— Begin —

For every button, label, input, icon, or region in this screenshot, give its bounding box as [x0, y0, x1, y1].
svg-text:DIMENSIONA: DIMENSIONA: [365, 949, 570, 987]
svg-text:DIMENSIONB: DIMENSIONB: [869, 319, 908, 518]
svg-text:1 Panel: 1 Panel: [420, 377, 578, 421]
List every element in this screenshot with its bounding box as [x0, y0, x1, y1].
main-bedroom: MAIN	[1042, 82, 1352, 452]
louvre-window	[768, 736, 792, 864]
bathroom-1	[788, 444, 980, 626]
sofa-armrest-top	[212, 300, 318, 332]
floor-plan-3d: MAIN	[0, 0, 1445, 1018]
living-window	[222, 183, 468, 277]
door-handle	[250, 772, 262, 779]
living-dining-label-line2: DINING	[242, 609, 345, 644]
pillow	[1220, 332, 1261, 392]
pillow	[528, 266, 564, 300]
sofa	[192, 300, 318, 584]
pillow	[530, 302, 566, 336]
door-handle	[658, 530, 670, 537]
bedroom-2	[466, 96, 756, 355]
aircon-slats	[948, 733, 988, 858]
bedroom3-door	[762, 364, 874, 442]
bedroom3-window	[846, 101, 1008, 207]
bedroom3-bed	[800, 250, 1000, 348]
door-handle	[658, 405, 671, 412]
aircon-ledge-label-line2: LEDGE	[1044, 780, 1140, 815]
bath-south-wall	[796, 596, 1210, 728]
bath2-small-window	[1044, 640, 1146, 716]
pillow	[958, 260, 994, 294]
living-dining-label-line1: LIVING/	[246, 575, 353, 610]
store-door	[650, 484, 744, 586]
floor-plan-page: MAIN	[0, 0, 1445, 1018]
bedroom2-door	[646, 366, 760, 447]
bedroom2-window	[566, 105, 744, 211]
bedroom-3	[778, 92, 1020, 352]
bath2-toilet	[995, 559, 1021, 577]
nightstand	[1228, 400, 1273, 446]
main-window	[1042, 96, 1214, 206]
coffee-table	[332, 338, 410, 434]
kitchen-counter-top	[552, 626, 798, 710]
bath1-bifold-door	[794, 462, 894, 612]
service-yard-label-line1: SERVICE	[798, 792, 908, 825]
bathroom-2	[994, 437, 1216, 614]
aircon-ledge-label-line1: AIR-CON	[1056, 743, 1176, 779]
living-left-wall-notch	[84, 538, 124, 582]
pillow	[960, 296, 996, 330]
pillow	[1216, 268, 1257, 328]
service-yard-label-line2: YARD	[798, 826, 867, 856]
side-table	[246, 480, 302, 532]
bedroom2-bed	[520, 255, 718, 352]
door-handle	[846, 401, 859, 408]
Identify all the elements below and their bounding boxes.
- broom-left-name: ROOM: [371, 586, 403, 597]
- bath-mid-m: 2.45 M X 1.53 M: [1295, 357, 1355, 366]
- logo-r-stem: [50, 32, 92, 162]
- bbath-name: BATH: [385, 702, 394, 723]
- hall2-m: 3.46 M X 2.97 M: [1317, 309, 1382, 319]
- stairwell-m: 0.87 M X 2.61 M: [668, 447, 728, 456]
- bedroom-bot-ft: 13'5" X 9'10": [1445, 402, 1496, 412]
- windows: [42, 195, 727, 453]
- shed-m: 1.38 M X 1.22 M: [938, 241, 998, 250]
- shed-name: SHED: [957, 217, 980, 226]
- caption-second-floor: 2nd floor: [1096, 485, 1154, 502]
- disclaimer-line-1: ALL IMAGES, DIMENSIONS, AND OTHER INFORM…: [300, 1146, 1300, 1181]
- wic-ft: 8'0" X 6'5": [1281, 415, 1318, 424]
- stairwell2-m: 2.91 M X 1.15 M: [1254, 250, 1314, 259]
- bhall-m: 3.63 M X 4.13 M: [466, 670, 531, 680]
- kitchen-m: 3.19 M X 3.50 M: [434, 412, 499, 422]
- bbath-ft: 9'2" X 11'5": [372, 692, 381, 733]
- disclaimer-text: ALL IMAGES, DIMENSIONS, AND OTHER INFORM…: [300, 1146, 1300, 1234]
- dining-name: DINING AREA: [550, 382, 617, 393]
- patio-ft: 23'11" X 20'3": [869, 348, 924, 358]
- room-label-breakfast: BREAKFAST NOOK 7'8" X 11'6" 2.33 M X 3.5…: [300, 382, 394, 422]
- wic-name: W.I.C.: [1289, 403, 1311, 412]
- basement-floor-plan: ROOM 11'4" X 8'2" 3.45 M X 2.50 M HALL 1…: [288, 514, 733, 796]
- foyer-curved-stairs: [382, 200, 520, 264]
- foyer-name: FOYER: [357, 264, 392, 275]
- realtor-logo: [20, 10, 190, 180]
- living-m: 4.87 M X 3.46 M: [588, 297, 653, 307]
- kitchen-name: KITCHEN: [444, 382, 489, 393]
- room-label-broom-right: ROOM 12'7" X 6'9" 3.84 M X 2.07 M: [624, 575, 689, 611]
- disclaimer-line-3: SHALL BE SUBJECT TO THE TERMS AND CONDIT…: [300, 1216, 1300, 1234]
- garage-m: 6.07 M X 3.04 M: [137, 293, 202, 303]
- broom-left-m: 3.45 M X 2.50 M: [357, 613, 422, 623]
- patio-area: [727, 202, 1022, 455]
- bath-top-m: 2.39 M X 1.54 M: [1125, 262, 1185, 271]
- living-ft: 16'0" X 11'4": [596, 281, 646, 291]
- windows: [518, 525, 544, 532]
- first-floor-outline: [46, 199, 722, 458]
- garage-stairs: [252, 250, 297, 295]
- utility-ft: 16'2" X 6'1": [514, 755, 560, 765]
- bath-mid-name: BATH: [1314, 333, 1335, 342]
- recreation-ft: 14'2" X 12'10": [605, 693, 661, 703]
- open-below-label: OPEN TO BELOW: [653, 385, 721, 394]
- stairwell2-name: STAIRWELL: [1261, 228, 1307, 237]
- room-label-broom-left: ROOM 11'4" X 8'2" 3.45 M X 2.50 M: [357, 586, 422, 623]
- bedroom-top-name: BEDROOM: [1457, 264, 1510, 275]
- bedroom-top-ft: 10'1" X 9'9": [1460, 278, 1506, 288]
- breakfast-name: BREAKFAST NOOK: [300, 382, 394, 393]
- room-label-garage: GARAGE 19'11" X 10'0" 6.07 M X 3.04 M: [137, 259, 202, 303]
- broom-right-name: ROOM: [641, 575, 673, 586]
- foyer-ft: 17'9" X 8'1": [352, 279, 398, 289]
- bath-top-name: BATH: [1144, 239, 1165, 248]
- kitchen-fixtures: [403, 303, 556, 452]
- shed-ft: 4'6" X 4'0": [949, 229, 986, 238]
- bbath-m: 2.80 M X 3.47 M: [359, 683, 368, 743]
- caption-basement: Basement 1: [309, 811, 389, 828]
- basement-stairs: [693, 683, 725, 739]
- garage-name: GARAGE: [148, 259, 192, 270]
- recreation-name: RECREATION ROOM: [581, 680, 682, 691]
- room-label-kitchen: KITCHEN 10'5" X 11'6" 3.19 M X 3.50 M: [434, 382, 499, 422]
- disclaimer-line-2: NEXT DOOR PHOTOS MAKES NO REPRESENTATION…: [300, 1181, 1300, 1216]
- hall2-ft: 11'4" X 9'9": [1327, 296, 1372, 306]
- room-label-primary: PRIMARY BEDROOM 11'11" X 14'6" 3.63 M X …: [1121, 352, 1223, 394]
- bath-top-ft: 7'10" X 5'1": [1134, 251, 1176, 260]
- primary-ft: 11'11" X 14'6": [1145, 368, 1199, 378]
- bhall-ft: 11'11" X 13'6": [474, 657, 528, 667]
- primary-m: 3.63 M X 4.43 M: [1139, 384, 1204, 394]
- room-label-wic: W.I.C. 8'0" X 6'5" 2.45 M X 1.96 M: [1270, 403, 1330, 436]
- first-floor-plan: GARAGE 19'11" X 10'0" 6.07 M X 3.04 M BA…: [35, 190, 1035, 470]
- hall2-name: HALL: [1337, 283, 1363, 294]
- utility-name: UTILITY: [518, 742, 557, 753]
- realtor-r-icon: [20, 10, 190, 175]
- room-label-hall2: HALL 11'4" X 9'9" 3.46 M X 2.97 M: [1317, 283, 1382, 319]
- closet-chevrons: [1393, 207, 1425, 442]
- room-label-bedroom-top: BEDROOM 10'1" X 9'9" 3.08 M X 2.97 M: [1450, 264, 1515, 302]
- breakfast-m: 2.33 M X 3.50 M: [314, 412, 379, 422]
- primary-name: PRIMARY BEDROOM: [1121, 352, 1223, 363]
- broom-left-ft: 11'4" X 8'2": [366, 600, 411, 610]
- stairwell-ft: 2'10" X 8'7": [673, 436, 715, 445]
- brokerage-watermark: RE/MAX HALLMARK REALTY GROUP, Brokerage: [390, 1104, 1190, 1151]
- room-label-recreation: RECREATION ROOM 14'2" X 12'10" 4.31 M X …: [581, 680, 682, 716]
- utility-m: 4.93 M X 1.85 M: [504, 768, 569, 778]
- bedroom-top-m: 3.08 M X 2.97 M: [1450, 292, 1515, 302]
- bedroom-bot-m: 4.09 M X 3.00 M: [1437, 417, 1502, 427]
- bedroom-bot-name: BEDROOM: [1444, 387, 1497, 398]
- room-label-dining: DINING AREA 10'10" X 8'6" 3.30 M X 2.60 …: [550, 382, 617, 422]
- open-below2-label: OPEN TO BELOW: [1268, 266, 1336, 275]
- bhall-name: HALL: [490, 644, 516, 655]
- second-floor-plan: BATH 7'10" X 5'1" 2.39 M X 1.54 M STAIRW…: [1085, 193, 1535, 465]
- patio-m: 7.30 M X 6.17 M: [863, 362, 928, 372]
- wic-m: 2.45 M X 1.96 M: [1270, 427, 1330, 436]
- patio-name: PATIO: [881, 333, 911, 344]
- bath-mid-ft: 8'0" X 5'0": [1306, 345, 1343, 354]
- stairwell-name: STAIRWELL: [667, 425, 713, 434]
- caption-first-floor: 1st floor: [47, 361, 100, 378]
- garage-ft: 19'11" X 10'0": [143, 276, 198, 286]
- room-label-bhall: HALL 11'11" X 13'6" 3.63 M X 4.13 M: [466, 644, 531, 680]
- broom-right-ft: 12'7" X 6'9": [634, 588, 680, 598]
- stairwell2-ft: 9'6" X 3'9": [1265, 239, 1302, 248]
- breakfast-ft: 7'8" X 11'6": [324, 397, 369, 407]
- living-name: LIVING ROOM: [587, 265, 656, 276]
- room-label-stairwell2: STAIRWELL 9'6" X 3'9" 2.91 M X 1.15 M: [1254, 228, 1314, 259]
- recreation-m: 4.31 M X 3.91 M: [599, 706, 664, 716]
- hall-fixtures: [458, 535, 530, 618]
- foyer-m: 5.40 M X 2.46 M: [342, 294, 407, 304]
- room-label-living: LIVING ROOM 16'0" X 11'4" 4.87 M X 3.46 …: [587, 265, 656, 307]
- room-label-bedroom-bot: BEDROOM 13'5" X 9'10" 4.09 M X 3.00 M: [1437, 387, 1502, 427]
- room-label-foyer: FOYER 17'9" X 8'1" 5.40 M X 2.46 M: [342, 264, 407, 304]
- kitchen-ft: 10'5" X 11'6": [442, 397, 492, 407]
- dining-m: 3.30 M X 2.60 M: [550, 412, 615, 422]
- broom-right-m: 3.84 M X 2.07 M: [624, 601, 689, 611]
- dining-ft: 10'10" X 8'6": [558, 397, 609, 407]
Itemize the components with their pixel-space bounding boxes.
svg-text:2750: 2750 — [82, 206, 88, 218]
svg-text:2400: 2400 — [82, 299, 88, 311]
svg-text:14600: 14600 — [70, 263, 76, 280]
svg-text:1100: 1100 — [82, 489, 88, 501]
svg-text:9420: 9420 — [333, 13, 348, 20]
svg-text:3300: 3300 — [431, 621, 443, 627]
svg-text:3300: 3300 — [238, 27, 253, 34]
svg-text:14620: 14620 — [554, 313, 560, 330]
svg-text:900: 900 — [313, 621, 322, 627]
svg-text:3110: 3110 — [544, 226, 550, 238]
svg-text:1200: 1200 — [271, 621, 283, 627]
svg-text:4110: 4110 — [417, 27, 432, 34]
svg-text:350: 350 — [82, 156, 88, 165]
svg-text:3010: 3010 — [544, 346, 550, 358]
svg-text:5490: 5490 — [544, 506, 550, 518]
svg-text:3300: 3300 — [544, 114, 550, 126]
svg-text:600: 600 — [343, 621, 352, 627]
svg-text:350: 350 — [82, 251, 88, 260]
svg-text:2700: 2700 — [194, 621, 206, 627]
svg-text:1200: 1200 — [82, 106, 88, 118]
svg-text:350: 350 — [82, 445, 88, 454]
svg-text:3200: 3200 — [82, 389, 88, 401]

— End —

- What the exercise asks: Quote the rows verbatim, beginning with the first row and stopping after the row that contains "559, 1021, 577]", including that row.

- Finished answer:
For every button, label, input, icon, or region in this screenshot, give its bounding box as [x0, y0, x1, y1].
svg-text:DIMENSIONA: DIMENSIONA: [365, 949, 570, 987]
svg-text:DIMENSIONB: DIMENSIONB: [869, 319, 908, 518]
svg-text:1 Panel: 1 Panel: [420, 377, 578, 421]
List every element in this screenshot with its bounding box as [x0, y0, x1, y1].
main-bedroom: MAIN	[1042, 82, 1352, 452]
louvre-window	[768, 736, 792, 864]
bathroom-1	[788, 444, 980, 626]
sofa-armrest-top	[212, 300, 318, 332]
floor-plan-3d: MAIN	[0, 0, 1445, 1018]
living-window	[222, 183, 468, 277]
door-handle	[250, 772, 262, 779]
living-dining-label-line2: DINING	[242, 609, 345, 644]
pillow	[1220, 332, 1261, 392]
pillow	[528, 266, 564, 300]
sofa	[192, 300, 318, 584]
pillow	[530, 302, 566, 336]
door-handle	[658, 530, 670, 537]
bedroom-2	[466, 96, 756, 355]
aircon-slats	[948, 733, 988, 858]
bedroom3-door	[762, 364, 874, 442]
bedroom3-window	[846, 101, 1008, 207]
bedroom3-bed	[800, 250, 1000, 348]
door-handle	[658, 405, 671, 412]
aircon-ledge-label-line2: LEDGE	[1044, 780, 1140, 815]
bath-south-wall	[796, 596, 1210, 728]
bath2-small-window	[1044, 640, 1146, 716]
pillow	[958, 260, 994, 294]
living-dining-label-line1: LIVING/	[246, 575, 353, 610]
store-door	[650, 484, 744, 586]
floor-plan-page: MAIN	[0, 0, 1445, 1018]
bedroom2-door	[646, 366, 760, 447]
bedroom2-window	[566, 105, 744, 211]
bedroom-3	[778, 92, 1020, 352]
bath2-toilet	[995, 559, 1021, 577]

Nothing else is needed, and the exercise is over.